> Problem to work on:
Return each entry exactly, omitting nothing.

Dataset entries:
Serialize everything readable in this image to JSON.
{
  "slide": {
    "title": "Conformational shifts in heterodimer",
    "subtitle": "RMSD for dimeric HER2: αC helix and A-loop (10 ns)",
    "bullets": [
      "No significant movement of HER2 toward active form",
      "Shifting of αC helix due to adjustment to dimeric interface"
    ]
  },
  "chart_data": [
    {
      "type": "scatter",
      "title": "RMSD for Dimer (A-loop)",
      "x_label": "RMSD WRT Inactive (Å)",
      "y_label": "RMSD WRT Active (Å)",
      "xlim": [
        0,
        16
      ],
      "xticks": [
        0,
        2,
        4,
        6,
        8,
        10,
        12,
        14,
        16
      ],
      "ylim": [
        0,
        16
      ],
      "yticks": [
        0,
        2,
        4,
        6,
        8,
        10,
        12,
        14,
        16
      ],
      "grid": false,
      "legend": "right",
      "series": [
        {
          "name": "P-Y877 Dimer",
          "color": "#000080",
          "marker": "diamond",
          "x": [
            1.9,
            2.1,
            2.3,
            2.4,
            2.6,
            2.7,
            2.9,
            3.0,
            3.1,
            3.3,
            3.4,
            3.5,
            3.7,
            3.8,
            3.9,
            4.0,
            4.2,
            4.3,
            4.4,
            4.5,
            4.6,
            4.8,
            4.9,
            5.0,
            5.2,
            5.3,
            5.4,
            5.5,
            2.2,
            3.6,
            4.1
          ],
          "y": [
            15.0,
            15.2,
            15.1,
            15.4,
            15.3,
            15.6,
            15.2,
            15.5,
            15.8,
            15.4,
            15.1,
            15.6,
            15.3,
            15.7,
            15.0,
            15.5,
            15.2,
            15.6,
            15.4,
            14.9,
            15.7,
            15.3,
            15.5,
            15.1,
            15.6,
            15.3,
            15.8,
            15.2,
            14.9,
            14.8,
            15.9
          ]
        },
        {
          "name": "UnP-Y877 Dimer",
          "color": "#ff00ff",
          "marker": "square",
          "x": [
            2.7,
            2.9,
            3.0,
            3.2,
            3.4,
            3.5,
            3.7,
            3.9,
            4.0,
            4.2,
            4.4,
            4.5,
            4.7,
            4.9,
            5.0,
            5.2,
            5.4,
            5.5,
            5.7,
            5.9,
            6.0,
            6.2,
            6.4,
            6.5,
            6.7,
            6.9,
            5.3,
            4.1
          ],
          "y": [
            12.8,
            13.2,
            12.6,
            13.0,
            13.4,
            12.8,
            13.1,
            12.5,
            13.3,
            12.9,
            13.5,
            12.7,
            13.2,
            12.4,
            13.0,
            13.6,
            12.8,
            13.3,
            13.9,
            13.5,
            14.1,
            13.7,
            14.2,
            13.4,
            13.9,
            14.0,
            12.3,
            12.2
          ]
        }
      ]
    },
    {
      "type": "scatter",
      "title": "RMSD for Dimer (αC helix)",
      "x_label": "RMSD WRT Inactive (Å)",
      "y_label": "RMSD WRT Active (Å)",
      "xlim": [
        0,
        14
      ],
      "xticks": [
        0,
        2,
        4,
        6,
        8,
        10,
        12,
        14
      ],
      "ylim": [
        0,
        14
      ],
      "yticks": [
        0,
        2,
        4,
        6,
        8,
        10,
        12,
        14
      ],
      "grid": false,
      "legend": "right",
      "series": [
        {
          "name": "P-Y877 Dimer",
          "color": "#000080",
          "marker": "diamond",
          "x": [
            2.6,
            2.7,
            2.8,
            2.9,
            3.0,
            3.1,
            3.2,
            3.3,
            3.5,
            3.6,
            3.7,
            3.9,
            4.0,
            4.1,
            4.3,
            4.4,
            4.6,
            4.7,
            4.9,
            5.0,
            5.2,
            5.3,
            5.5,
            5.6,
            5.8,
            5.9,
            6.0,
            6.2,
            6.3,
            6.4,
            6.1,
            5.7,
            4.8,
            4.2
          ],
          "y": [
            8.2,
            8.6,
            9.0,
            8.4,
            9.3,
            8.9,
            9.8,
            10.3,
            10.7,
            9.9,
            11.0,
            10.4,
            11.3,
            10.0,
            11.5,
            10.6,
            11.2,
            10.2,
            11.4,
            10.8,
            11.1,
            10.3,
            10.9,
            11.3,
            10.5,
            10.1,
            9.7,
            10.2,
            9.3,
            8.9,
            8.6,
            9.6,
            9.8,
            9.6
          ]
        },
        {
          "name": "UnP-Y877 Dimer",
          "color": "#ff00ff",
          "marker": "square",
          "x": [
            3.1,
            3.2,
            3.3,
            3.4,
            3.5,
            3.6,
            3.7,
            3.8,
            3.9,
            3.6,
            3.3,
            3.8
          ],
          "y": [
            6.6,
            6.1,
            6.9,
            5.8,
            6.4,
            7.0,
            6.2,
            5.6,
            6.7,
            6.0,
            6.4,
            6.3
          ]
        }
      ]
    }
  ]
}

> Exercise output:
Serialize everything readable in this image to JSON.
{
  "slide": {
    "title": "Conformational shifts in heterodimer",
    "subtitle": "RMSD for dimeric HER2: αC helix and A-loop (10 ns)",
    "bullets": [
      "No significant movement of HER2 toward active form",
      "Shifting of αC helix due to adjustment to dimeric interface"
    ]
  },
  "chart_data": [
    {
      "type": "scatter",
      "title": "RMSD for Dimer (A-loop)",
      "x_label": "RMSD WRT Inactive (Å)",
      "y_label": "RMSD WRT Active (Å)",
      "xlim": [
        0,
        16
      ],
      "xticks": [
        0,
        2,
        4,
        6,
        8,
        10,
        12,
        14,
        16
      ],
      "ylim": [
        0,
        16
      ],
      "yticks": [
        0,
        2,
        4,
        6,
        8,
        10,
        12,
        14,
        16
      ],
      "grid": false,
      "legend": "right",
      "series": [
        {
          "name": "P-Y877 Dimer",
          "color": "#000080",
          "marker": "diamond",
          "x": [
            1.9,
            2.1,
            2.3,
            2.4,
            2.6,
            2.7,
            2.9,
            3.0,
            3.1,
            3.3,
            3.4,
            3.5,
            3.7,
            3.8,
            3.9,
            4.0,
            4.2,
            4.3,
            4.4,
            4.5,
            4.6,
            4.8,
            4.9,
            5.0,
            5.2,
            5.3,
            5.4,
            5.5,
            2.2,
            3.6,
            4.1
          ],
          "y": [
            15.0,
            15.2,
            15.1,
            15.4,
            15.3,
            15.6,
            15.2,
            15.5,
            15.8,
            15.4,
            15.1,
            15.6,
            15.3,
            15.7,
            15.0,
            15.5,
            15.2,
            15.6,
            15.4,
            14.9,
            15.7,
            15.3,
            15.5,
            15.1,
            15.6,
            15.3,
            15.8,
            15.2,
            14.9,
            14.8,
            15.9
          ]
        },
        {
          "name": "UnP-Y877 Dimer",
          "color": "#ff00ff",
          "marker": "square",
          "x": [
            2.7,
            2.9,
            3.0,
            3.2,
            3.4,
            3.5,
            3.7,
            3.9,
            4.0,
            4.2,
            4.4,
            4.5,
            4.7,
            4.9,
            5.0,
            5.2,
            5.4,
            5.5,
            5.7,
            5.9,
            6.0,
            6.2,
            6.4,
            6.5,
            6.7,
            6.9,
            5.3,
            4.1
          ],
          "y": [
            12.8,
            13.2,
            12.6,
            13.0,
            13.4,
            12.8,
            13.1,
            12.5,
            13.3,
            12.9,
            13.5,
            12.7,
            13.2,
            12.4,
            13.0,
            13.6,
            12.8,
            13.3,
            13.9,
            13.5,
            14.1,
            13.7,
            14.2,
            13.4,
            13.9,
            14.0,
            12.3,
            12.2
          ]
        }
      ]
    },
    {
      "type": "scatter",
      "title": "RMSD for Dimer (αC helix)",
      "x_label": "RMSD WRT Inactive (Å)",
      "y_label": "RMSD WRT Active (Å)",
      "xlim": [
        0,
        14
      ],
      "xticks": [
        0,
        2,
        4,
        6,
        8,
        10,
        12,
        14
      ],
      "ylim": [
        0,
        14
      ],
      "yticks": [
        0,
        2,
        4,
        6,
        8,
        10,
        12,
        14
      ],
      "grid": false,
      "legend": "right",
      "series": [
        {
          "name": "P-Y877 Dimer",
          "color": "#000080",
          "marker": "diamond",
          "x": [
            2.6,
            2.7,
            2.8,
            2.9,
            3.0,
            3.1,
            3.2,
            3.3,
            3.5,
            3.6,
            3.7,
            3.9,
            4.0,
            4.1,
            4.3,
            4.4,
            4.6,
            4.7,
            4.9,
            5.0,
            5.2,
            5.3,
            5.5,
            5.6,
            5.8,
            5.9,
            6.0,
            6.2,
            6.3,
            6.4,
            6.1,
            5.7,
            4.8,
            4.2
          ],
          "y": [
            8.2,
            8.6,
            9.0,
            8.4,
            9.3,
            8.9,
            9.8,
            10.3,
            10.7,
            9.9,
            11.0,
            10.4,
            11.3,
            10.0,
            11.5,
            10.6,
            11.2,
            10.2,
            11.4,
            10.8,
            11.1,
            10.3,
            10.9,
            11.3,
            10.5,
            10.1,
            9.7,
            10.2,
            9.3,
            8.9,
            8.6,
            9.6,
            9.8,
            9.6
          ]
        },
        {
          "name": "UnP-Y877 Dimer",
          "color": "#ff00ff",
          "marker": "square",
          "x": [
            3.1,
            3.2,
            3.3,
            3.4,
            3.5,
            3.6,
            3.7,
            3.8,
            3.9,
            3.6,
            3.3,
            3.8
          ],
          "y": [
            6.6,
            6.1,
            6.9,
            5.8,
            6.4,
            7.0,
            6.2,
            5.6,
            6.7,
            6.0,
            6.4,
            6.3
          ]
        }
      ]
    }
  ]
}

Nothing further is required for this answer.